**What is required:**
Where a line contains the string "может", copy that line.

= = = = =

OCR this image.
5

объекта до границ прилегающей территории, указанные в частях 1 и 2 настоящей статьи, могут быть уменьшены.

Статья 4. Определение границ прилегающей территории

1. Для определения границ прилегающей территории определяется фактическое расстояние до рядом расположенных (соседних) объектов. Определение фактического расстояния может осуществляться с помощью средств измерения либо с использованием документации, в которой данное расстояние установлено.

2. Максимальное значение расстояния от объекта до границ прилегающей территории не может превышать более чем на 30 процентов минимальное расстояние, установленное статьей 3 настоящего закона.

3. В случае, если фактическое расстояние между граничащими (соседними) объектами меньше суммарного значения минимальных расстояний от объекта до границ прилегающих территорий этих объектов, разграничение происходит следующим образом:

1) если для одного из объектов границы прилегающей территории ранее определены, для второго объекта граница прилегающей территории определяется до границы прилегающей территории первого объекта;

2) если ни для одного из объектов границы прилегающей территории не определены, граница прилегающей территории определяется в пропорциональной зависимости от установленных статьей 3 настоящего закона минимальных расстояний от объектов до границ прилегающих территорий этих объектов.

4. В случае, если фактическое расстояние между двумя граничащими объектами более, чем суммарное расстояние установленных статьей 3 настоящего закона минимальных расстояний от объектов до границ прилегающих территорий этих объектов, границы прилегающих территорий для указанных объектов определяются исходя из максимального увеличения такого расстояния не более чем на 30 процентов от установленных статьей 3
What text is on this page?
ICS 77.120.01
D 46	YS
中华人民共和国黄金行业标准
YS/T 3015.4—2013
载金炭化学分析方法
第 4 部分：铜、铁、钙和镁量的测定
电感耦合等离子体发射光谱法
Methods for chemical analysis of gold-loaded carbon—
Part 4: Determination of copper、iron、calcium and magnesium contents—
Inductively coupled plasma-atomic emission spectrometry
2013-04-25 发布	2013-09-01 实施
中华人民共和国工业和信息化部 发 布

= = = = =

**Complete answer:**
1. Для определения границ прилегающей территории определяется фактическое расстояние до рядом расположенных (соседних) объектов. Определение фактического расстояния может осуществляться с помощью средств измерения либо с использованием документации, в которой данное расстояние установлено.
2. Максимальное значение расстояния от объекта до границ прилегающей территории не может превышать более чем на 30 процентов минимальное расстояние, установленное статьей 3 настоящего закона.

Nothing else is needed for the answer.